[TASK BRIEF] Look through the material and copy each line holding "owner".

........

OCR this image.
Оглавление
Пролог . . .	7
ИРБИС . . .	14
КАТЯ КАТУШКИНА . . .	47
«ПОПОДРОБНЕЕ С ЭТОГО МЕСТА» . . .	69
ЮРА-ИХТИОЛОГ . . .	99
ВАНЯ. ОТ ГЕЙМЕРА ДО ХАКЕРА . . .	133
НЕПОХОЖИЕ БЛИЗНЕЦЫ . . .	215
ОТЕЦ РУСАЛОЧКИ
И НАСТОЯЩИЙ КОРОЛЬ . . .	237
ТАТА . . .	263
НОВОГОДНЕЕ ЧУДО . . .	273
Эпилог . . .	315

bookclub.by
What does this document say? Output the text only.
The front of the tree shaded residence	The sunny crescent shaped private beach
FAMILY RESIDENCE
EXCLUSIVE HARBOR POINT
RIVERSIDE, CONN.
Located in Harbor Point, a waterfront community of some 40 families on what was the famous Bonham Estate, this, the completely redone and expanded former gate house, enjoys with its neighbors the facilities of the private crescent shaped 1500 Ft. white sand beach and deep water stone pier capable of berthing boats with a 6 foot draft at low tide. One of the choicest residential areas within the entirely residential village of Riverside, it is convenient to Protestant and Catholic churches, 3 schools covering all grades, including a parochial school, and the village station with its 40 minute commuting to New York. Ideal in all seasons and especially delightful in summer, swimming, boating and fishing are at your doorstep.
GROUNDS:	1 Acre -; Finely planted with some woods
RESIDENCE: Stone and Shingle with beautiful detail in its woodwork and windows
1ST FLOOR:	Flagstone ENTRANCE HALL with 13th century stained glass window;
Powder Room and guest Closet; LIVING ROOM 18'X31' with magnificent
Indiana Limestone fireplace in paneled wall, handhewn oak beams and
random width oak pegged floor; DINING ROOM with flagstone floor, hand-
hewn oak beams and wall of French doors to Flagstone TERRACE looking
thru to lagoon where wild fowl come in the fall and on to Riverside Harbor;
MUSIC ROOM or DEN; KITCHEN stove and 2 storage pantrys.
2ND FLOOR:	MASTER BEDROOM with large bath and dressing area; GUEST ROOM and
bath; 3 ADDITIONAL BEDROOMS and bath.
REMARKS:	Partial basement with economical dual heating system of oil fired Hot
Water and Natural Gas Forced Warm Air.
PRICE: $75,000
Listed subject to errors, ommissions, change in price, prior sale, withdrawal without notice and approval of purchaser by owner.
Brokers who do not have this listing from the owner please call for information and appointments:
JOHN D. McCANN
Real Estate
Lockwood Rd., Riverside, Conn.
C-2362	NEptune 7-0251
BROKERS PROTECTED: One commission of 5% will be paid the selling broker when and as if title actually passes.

........

[ANSWER IN FULL]
Listed subject to errors, ommissions, change in price, prior sale, withdrawal without notice and approval of purchaser by owner.
Brokers who do not have this listing from the owner please call for information and appointments:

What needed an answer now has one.